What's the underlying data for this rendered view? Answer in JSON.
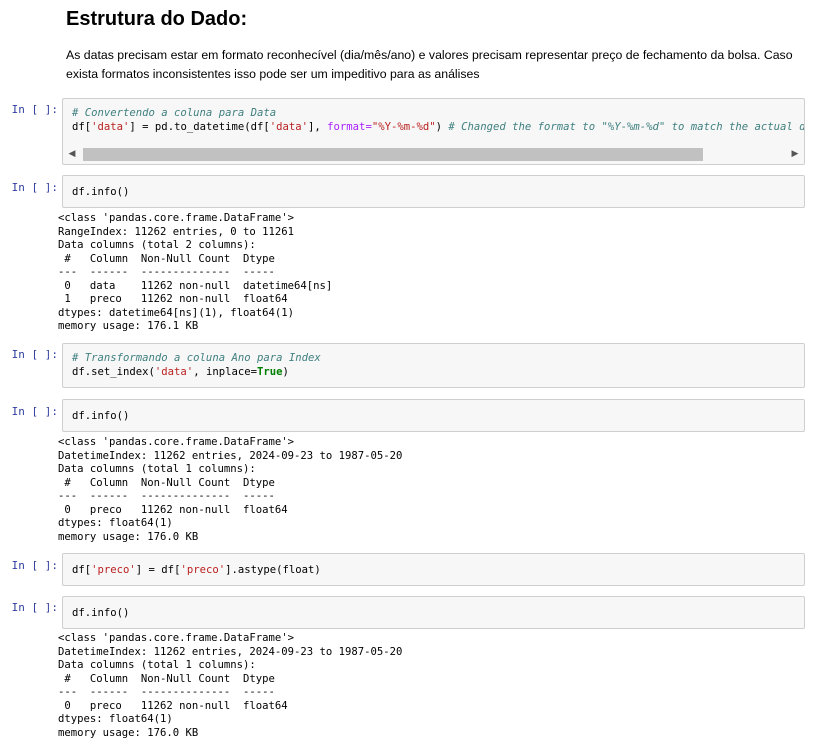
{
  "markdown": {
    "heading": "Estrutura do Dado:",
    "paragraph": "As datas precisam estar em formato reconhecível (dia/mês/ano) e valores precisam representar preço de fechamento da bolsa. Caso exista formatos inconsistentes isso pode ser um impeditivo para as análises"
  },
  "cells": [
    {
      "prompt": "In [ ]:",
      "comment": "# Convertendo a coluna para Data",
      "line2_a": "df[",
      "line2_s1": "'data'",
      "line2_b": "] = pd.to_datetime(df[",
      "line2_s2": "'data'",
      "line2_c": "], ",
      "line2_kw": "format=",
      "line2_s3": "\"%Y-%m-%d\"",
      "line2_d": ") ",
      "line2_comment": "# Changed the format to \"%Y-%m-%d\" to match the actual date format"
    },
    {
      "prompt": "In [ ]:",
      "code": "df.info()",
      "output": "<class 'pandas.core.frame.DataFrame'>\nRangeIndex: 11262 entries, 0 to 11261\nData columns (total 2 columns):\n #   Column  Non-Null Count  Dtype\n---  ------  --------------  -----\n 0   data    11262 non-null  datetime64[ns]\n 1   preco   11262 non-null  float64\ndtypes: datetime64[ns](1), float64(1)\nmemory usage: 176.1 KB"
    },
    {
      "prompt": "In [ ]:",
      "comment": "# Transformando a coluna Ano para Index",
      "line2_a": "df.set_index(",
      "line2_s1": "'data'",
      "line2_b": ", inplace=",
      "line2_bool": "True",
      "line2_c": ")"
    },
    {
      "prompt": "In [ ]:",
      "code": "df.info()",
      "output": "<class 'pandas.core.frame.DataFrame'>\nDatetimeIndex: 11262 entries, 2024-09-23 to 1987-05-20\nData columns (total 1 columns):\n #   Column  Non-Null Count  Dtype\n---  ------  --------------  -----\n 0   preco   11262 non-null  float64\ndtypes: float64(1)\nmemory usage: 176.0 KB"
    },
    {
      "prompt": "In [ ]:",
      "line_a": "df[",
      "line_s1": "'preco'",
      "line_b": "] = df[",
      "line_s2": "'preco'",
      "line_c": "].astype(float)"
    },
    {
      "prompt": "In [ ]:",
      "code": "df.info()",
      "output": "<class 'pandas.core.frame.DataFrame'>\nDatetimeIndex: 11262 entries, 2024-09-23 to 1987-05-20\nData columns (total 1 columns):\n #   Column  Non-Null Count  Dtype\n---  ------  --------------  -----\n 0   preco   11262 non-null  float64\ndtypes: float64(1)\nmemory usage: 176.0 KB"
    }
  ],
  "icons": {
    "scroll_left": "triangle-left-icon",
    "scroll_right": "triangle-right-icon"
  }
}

* * *

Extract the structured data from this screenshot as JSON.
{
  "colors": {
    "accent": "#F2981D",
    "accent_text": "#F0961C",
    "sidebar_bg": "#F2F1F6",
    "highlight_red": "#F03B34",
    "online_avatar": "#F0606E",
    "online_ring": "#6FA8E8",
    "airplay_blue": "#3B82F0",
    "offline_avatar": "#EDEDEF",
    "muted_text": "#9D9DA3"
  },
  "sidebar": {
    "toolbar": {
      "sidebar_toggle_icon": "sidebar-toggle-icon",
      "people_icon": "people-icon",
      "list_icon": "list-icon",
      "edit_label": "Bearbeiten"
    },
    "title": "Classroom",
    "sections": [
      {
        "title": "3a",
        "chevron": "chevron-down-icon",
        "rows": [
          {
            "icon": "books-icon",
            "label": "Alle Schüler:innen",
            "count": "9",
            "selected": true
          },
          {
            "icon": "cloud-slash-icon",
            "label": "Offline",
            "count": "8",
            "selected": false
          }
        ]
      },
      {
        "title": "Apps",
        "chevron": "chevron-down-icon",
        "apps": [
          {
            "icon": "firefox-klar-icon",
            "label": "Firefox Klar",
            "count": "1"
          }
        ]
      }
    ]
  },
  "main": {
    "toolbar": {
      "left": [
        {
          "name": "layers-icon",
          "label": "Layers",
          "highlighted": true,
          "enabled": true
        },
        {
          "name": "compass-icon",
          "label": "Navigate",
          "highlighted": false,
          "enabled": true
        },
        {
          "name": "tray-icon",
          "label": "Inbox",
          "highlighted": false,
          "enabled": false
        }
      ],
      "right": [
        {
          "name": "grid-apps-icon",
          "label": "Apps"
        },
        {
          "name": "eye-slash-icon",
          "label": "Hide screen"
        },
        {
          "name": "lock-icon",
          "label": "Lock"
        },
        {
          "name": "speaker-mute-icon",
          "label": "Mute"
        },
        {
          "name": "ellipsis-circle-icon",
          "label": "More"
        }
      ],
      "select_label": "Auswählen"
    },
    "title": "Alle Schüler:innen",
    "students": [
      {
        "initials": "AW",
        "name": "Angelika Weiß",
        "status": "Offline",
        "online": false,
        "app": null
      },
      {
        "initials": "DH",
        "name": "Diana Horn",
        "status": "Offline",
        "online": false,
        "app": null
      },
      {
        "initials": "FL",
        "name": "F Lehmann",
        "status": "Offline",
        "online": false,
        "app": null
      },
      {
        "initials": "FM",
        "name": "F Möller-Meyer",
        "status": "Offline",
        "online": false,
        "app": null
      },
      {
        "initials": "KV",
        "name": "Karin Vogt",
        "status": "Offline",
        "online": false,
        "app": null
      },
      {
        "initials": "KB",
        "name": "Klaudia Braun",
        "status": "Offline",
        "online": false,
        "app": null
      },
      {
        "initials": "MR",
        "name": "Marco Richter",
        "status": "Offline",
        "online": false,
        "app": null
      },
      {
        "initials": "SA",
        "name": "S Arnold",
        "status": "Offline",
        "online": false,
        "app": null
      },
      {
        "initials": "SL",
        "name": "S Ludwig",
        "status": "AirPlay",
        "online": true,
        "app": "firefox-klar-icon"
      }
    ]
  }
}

▸ **WHAT THE EXERCISE ASKS**: Copy out each line of the data where the string "this" appears.

▸ **OUTPUT BELOW**:
What's the underlying data for this rendered view? Answer in JSON.
Extract the structured data from this screenshot as JSON.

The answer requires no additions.